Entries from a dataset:
^^^^^^^^^^^^^^^^

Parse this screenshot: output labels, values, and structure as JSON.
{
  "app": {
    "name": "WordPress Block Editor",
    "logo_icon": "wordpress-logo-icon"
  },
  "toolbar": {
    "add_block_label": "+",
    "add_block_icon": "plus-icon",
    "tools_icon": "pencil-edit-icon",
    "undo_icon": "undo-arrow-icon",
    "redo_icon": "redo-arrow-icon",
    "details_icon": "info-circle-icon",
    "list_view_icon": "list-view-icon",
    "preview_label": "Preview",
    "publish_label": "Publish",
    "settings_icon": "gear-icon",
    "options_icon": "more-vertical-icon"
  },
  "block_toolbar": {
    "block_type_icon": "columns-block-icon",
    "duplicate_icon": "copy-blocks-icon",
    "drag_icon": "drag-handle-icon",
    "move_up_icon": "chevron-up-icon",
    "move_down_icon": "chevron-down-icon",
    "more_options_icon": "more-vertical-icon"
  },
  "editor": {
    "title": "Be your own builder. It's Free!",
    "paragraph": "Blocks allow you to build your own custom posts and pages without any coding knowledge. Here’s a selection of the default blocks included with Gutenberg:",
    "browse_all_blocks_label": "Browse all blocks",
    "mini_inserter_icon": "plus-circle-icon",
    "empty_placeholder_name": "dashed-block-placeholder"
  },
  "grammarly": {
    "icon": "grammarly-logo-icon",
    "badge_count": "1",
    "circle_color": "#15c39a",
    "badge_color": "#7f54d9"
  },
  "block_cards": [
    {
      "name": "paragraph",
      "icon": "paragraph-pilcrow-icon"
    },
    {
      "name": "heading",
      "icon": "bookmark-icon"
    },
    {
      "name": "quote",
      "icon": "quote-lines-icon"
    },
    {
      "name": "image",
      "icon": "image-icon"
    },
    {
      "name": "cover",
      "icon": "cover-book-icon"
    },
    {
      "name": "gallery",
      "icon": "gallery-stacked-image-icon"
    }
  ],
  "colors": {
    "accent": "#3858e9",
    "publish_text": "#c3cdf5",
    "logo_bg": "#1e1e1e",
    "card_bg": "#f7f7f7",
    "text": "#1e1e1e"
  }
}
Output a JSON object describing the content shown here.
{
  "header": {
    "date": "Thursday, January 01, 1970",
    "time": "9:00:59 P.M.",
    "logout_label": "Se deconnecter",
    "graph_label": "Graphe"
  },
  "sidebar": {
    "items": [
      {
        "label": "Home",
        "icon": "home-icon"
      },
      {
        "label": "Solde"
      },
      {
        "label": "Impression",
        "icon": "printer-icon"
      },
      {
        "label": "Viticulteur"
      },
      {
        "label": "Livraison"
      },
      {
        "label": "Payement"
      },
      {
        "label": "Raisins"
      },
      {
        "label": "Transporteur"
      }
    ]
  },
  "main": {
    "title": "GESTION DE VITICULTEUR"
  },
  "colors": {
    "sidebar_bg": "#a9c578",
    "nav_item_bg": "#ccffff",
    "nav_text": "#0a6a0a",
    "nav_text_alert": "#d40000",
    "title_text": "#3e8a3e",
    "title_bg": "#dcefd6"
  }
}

^^^^^^^^^^^^^^^^

▶ _EXERCISE OBJECTIVE_
Produce an exact copy of all the records.

▶ _TASK SOLUTION_
Parse this screenshot: output labels, values, and structure as JSON.
{
  "app": {
    "name": "WordPress Block Editor",
    "logo_icon": "wordpress-logo-icon"
  },
  "toolbar": {
    "add_block_label": "+",
    "add_block_icon": "plus-icon",
    "tools_icon": "pencil-edit-icon",
    "undo_icon": "undo-arrow-icon",
    "redo_icon": "redo-arrow-icon",
    "details_icon": "info-circle-icon",
    "list_view_icon": "list-view-icon",
    "preview_label": "Preview",
    "publish_label": "Publish",
    "settings_icon": "gear-icon",
    "options_icon": "more-vertical-icon"
  },
  "block_toolbar": {
    "block_type_icon": "columns-block-icon",
    "duplicate_icon": "copy-blocks-icon",
    "drag_icon": "drag-handle-icon",
    "move_up_icon": "chevron-up-icon",
    "move_down_icon": "chevron-down-icon",
    "more_options_icon": "more-vertical-icon"
  },
  "editor": {
    "title": "Be your own builder. It's Free!",
    "paragraph": "Blocks allow you to build your own custom posts and pages without any coding knowledge. Here’s a selection of the default blocks included with Gutenberg:",
    "browse_all_blocks_label": "Browse all blocks",
    "mini_inserter_icon": "plus-circle-icon",
    "empty_placeholder_name": "dashed-block-placeholder"
  },
  "grammarly": {
    "icon": "grammarly-logo-icon",
    "badge_count": "1",
    "circle_color": "#15c39a",
    "badge_color": "#7f54d9"
  },
  "block_cards": [
    {
      "name": "paragraph",
      "icon": "paragraph-pilcrow-icon"
    },
    {
      "name": "heading",
      "icon": "bookmark-icon"
    },
    {
      "name": "quote",
      "icon": "quote-lines-icon"
    },
    {
      "name": "image",
      "icon": "image-icon"
    },
    {
      "name": "cover",
      "icon": "cover-book-icon"
    },
    {
      "name": "gallery",
      "icon": "gallery-stacked-image-icon"
    }
  ],
  "colors": {
    "accent": "#3858e9",
    "publish_text": "#c3cdf5",
    "logo_bg": "#1e1e1e",
    "card_bg": "#f7f7f7",
    "text": "#1e1e1e"
  }
}
Output a JSON object describing the content shown here.
{
  "header": {
    "date": "Thursday, January 01, 1970",
    "time": "9:00:59 P.M.",
    "logout_label": "Se deconnecter",
    "graph_label": "Graphe"
  },
  "sidebar": {
    "items": [
      {
        "label": "Home",
        "icon": "home-icon"
      },
      {
        "label": "Solde"
      },
      {
        "label": "Impression",
        "icon": "printer-icon"
      },
      {
        "label": "Viticulteur"
      },
      {
        "label": "Livraison"
      },
      {
        "label": "Payement"
      },
      {
        "label": "Raisins"
      },
      {
        "label": "Transporteur"
      }
    ]
  },
  "main": {
    "title": "GESTION DE VITICULTEUR"
  },
  "colors": {
    "sidebar_bg": "#a9c578",
    "nav_item_bg": "#ccffff",
    "nav_text": "#0a6a0a",
    "nav_text_alert": "#d40000",
    "title_text": "#3e8a3e",
    "title_bg": "#dcefd6"
  }
}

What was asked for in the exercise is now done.